### [Problem description]
Look through the lines below and state how many hold the word "variable". Write only the number.

==================================================

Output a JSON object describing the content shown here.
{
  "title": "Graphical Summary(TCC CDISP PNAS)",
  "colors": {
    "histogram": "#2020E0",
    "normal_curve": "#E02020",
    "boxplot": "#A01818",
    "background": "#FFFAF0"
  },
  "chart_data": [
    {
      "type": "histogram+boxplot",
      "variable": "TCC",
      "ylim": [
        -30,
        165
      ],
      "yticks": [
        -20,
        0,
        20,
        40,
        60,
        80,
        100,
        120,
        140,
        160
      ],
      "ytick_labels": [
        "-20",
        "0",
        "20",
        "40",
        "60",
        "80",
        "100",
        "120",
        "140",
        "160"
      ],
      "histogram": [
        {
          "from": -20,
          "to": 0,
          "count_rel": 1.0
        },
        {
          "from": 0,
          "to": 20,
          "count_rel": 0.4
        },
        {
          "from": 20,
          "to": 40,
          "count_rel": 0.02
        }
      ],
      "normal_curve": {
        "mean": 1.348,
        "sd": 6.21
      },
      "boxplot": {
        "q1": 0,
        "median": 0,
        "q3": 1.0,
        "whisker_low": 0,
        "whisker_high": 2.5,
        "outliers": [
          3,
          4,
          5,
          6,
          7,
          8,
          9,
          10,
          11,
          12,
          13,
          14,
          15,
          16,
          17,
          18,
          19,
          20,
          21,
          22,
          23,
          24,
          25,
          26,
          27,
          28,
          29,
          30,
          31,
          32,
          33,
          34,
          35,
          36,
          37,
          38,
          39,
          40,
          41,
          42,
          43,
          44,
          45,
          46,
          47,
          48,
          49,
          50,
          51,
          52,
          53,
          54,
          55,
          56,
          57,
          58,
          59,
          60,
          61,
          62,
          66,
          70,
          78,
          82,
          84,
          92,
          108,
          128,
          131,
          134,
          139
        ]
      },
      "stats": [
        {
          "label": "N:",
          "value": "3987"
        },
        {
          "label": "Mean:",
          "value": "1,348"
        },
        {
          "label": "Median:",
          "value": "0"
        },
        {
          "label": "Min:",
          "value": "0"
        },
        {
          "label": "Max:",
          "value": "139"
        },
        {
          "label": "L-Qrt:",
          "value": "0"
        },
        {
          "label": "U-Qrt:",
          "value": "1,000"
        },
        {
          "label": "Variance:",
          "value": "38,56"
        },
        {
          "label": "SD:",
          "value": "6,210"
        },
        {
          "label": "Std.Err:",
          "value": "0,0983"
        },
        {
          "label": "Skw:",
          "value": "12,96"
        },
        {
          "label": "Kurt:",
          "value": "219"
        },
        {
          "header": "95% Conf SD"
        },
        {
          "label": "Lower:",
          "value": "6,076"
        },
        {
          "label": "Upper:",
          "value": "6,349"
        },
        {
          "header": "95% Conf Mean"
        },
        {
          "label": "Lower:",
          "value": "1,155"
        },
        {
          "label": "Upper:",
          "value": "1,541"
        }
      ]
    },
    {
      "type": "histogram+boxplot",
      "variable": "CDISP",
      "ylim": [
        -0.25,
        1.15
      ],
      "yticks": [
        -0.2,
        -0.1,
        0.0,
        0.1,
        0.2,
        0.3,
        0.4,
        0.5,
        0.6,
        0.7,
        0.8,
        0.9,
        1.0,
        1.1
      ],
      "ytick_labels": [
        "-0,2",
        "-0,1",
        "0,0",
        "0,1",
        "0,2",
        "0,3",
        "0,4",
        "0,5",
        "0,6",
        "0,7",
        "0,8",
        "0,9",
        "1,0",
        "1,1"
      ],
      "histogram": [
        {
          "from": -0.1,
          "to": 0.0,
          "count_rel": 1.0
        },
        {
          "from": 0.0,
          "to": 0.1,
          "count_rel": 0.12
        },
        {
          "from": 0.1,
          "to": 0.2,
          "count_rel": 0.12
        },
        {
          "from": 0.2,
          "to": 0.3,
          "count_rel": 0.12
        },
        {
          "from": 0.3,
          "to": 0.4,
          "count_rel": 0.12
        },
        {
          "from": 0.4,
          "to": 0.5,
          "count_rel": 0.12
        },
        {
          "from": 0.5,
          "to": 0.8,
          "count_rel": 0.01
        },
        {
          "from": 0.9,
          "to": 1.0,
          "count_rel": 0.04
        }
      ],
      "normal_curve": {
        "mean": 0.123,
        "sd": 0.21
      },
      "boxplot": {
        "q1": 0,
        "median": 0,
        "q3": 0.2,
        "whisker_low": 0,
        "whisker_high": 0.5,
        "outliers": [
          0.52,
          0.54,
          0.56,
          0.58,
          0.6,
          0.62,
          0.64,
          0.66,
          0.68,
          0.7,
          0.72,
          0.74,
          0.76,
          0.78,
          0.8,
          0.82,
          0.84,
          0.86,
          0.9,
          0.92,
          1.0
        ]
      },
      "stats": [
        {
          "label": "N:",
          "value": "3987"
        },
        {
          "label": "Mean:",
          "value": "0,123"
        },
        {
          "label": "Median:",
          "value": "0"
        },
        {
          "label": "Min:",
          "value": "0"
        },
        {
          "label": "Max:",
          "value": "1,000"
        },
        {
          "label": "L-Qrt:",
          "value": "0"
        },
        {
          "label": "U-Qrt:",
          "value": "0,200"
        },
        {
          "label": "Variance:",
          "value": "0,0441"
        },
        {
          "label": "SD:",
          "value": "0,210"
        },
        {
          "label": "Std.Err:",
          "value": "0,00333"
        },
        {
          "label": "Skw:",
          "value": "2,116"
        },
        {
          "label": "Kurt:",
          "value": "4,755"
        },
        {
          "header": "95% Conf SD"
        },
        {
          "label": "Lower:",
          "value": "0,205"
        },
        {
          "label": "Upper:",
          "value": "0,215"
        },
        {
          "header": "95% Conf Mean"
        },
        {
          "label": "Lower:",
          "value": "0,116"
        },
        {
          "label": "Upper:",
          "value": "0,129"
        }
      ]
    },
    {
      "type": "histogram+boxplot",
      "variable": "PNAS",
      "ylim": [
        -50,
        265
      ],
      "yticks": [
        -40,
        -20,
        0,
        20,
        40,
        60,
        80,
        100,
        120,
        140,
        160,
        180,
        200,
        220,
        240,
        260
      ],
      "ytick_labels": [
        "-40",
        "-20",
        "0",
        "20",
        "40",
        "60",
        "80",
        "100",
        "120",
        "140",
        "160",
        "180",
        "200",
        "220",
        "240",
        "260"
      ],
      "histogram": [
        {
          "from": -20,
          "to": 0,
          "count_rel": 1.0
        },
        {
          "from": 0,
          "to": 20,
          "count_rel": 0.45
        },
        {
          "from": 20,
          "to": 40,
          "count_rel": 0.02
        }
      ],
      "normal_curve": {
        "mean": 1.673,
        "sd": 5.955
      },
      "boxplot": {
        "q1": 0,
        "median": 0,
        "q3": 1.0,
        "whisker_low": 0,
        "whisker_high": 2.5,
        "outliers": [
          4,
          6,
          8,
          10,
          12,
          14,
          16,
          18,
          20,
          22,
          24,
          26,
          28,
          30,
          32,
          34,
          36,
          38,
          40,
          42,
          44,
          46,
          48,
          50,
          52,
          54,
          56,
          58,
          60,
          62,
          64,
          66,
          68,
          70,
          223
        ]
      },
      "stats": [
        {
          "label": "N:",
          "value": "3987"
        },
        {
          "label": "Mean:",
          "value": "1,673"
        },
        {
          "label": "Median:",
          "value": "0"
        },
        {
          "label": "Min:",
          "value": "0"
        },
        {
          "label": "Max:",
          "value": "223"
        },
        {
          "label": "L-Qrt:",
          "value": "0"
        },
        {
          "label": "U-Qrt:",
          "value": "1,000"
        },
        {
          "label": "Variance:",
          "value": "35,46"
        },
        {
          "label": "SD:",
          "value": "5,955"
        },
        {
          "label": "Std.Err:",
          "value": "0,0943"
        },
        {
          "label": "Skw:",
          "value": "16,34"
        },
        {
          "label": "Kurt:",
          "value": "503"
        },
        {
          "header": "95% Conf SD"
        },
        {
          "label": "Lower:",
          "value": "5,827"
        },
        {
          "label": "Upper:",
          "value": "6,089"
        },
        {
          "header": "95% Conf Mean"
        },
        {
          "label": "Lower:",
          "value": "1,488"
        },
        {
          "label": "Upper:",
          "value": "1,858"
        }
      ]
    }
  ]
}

==================================================

### [Solution to the problem]
3